*MATERIAL SHOWN*
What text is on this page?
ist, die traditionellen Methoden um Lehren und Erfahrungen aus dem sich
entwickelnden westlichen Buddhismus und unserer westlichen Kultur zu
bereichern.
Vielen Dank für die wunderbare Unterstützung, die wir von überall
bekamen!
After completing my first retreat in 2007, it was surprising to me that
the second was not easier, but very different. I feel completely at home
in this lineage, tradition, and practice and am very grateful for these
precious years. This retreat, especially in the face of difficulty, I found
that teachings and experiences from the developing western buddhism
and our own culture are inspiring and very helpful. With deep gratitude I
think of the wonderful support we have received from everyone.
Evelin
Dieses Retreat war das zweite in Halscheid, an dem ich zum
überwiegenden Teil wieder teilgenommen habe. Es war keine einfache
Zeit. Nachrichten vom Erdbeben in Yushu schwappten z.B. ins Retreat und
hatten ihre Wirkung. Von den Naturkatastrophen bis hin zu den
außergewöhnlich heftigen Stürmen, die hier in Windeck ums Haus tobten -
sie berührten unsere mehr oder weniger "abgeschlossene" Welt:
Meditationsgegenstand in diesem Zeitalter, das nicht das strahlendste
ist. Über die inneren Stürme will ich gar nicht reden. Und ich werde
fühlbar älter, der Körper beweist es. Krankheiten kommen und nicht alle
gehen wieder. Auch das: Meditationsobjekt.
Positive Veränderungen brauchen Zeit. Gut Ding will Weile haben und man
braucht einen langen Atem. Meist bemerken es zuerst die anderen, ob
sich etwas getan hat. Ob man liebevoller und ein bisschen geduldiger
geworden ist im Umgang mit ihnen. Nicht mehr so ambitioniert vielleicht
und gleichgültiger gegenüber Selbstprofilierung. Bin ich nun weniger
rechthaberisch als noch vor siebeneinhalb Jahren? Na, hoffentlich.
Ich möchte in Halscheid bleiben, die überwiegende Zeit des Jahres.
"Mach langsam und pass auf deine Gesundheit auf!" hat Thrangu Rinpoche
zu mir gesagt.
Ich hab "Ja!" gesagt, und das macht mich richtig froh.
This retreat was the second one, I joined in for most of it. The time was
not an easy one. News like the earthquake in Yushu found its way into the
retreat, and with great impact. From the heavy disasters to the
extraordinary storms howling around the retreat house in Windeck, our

*INSTRUCTIONS FOR THE TASK*
Please show the lines of the material that contain the string "mehr".

*WRITTEN RESPONSE*
sie berührten unsere mehr oder weniger "abgeschlossene" Welt:
geworden ist im Umgang mit ihnen. Nicht mehr so ambitioniert vielleicht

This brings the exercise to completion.